Goal - In the ftracetest email below, rewrite the paragraph that begins "You mean keep the echos" as a short bulleted list, keeping its main points.

— BEGIN Page extract —

Re: [RFC][PATCH] ftracetest: Add a couple of ftrace test cases
From: Steven Rostedt
Date: Wed Sep 24 2014 - 11:42:43 EST
On Wed, 24 Sep 2014 11:58:50 +0900
Masami Hiramatsu <masami.hiramatsu.pt@xxxxxxxxxxx> wrote:
> (2014/09/24 6:38), Steven Rostedt wrote:
> > to them and copied them pretty much unchanged into a ftrace directory
> > under test.d. Is this fine, or is there more massaging I need to do
> > to them?
>
> Yeah, ftrace has a double meaning :), so test.d/ftrace is fine to me.
I was thinking that more complex tests can go into ftrace, and simple
tests can go into basic.
>
> >
> > I know the echos don't show up, but I kept them anyway. What should
> > happen with them?
>
> I think you'd better use exit_unsupported/exit_xfail to notify
> that the test target is not configured, or expected to fail.
OK, that answers the exit codes (as you also stated below), but what
about the echos themselves?
> Then the user can reconfigure that. Maybe we should keep the
> detailed log of such results. (you can do it with --keep option)
You mean keep the echos, as they are ignored anyway, but if we add
--keep, then the echos will show? Maybe that option should be -v, like
other tools use for "verbose".
> > --- /dev/null
> > +++ b/tools/testing/selftests/ftrace/test.d/ftrace/fgraph-filter.tc
> > @@ -0,0 +1,111 @@
> > +#!/bin/sh
> > +# description: ftrace - function graph filters
> > +
> > +# Make sure that function graph filtering works, and is not
> > +# affected by other tracers enabled (like stack tracer)
> > +
> > +if ! grep -q function_graph available_tracers; then
> > + echo "no function graph tracer configured"
> > + exit 0;
>
> This should call exit_unsupported, because the test is not passed.
Will update this and others.
> > +# Make sure we did find something
> > +count=`cat trace | grep 'schedule()' | wc -l`
> > +if [ $count -eq 0 ]; then
> > + echo "No schedule traces found?"

— END Page extract —
— BEGIN Data —

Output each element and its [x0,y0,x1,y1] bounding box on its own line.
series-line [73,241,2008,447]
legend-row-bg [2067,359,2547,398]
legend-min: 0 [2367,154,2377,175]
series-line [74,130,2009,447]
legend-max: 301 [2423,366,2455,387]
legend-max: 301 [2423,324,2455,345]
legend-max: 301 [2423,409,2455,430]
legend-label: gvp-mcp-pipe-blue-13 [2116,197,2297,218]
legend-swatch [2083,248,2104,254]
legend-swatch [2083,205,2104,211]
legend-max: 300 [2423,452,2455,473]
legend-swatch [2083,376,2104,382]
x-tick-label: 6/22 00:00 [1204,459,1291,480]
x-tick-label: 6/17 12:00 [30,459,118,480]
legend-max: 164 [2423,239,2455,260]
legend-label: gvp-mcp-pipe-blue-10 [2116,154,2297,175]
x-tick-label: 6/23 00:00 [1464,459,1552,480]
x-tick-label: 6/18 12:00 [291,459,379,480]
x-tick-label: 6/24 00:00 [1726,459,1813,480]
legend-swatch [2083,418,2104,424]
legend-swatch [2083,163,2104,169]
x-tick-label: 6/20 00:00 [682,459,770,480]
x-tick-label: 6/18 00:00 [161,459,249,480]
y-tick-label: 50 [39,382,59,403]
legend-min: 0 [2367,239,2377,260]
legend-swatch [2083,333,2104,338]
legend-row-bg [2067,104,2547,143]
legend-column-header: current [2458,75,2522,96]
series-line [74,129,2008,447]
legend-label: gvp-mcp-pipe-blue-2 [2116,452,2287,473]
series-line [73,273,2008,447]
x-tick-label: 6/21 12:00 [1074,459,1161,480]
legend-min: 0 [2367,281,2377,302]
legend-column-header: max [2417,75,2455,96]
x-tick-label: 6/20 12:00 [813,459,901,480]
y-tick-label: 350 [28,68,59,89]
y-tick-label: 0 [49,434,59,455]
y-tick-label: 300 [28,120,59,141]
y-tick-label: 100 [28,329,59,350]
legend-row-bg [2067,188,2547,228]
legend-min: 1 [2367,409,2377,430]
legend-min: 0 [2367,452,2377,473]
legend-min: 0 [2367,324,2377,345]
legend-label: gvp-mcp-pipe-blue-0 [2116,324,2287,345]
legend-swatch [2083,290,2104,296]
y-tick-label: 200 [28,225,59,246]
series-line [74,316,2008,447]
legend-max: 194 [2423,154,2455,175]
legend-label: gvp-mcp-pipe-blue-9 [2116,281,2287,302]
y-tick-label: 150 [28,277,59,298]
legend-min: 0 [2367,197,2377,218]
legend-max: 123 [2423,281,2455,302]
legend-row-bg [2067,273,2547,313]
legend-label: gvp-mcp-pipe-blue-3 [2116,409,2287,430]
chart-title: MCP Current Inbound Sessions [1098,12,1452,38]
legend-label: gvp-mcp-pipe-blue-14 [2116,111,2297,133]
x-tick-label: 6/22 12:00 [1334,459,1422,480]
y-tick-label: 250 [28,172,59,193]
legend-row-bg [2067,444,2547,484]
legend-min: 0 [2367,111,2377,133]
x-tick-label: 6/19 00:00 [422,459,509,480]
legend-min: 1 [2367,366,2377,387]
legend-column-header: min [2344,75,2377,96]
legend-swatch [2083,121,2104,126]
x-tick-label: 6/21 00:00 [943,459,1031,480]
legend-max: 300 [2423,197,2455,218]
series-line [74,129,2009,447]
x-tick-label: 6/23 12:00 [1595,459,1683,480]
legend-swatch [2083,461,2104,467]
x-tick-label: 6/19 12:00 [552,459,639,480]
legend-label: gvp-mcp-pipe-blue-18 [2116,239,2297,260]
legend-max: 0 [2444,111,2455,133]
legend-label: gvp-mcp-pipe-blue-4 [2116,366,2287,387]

— END Data —

Exercise result -
- Asks whether the idea is to keep the echos, since they are ignored anyway, and have them show when --keep is added.
- Suggests the option should perhaps be -v, which other tools use for "verbose".